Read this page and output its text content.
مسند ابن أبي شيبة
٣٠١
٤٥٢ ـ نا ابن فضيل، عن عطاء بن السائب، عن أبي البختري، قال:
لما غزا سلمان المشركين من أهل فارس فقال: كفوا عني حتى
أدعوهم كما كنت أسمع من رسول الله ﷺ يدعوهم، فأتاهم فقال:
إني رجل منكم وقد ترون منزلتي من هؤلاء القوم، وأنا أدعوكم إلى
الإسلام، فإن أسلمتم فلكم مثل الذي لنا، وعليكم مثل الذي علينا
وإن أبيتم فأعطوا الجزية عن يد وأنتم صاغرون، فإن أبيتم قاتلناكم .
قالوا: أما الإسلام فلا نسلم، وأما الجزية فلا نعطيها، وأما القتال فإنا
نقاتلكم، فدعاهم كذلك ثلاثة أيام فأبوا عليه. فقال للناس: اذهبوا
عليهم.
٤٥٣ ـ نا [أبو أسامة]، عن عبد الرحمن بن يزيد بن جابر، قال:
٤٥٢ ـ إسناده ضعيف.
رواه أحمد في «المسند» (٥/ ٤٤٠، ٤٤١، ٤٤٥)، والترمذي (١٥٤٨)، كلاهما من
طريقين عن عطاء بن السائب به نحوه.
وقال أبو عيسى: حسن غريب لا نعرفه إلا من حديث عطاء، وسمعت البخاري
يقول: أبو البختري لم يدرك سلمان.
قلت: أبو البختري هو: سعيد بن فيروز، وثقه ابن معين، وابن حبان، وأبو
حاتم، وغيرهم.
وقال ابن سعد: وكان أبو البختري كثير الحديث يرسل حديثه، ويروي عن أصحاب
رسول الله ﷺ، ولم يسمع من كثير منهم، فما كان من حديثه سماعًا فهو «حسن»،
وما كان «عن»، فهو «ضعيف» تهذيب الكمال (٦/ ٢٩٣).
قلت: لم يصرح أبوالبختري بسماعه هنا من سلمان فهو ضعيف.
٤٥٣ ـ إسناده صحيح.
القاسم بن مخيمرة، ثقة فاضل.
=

EXERCISE:
Restate every line of the data word for word.

OUTPUT FOR THIS EXERCISE:
Read this page and output its text content.
مسند ابن أبي شيبة
٣٠١
٤٥٢ ـ نا ابن فضيل، عن عطاء بن السائب، عن أبي البختري، قال:
لما غزا سلمان المشركين من أهل فارس فقال: كفوا عني حتى
أدعوهم كما كنت أسمع من رسول الله ﷺ يدعوهم، فأتاهم فقال:
إني رجل منكم وقد ترون منزلتي من هؤلاء القوم، وأنا أدعوكم إلى
الإسلام، فإن أسلمتم فلكم مثل الذي لنا، وعليكم مثل الذي علينا
وإن أبيتم فأعطوا الجزية عن يد وأنتم صاغرون، فإن أبيتم قاتلناكم .
قالوا: أما الإسلام فلا نسلم، وأما الجزية فلا نعطيها، وأما القتال فإنا
نقاتلكم، فدعاهم كذلك ثلاثة أيام فأبوا عليه. فقال للناس: اذهبوا
عليهم.
٤٥٣ ـ نا [أبو أسامة]، عن عبد الرحمن بن يزيد بن جابر، قال:
٤٥٢ ـ إسناده ضعيف.
رواه أحمد في «المسند» (٥/ ٤٤٠، ٤٤١، ٤٤٥)، والترمذي (١٥٤٨)، كلاهما من
طريقين عن عطاء بن السائب به نحوه.
وقال أبو عيسى: حسن غريب لا نعرفه إلا من حديث عطاء، وسمعت البخاري
يقول: أبو البختري لم يدرك سلمان.
قلت: أبو البختري هو: سعيد بن فيروز، وثقه ابن معين، وابن حبان، وأبو
حاتم، وغيرهم.
وقال ابن سعد: وكان أبو البختري كثير الحديث يرسل حديثه، ويروي عن أصحاب
رسول الله ﷺ، ولم يسمع من كثير منهم، فما كان من حديثه سماعًا فهو «حسن»،
وما كان «عن»، فهو «ضعيف» تهذيب الكمال (٦/ ٢٩٣).
قلت: لم يصرح أبوالبختري بسماعه هنا من سلمان فهو ضعيف.
٤٥٣ ـ إسناده صحيح.
القاسم بن مخيمرة، ثقة فاضل.
=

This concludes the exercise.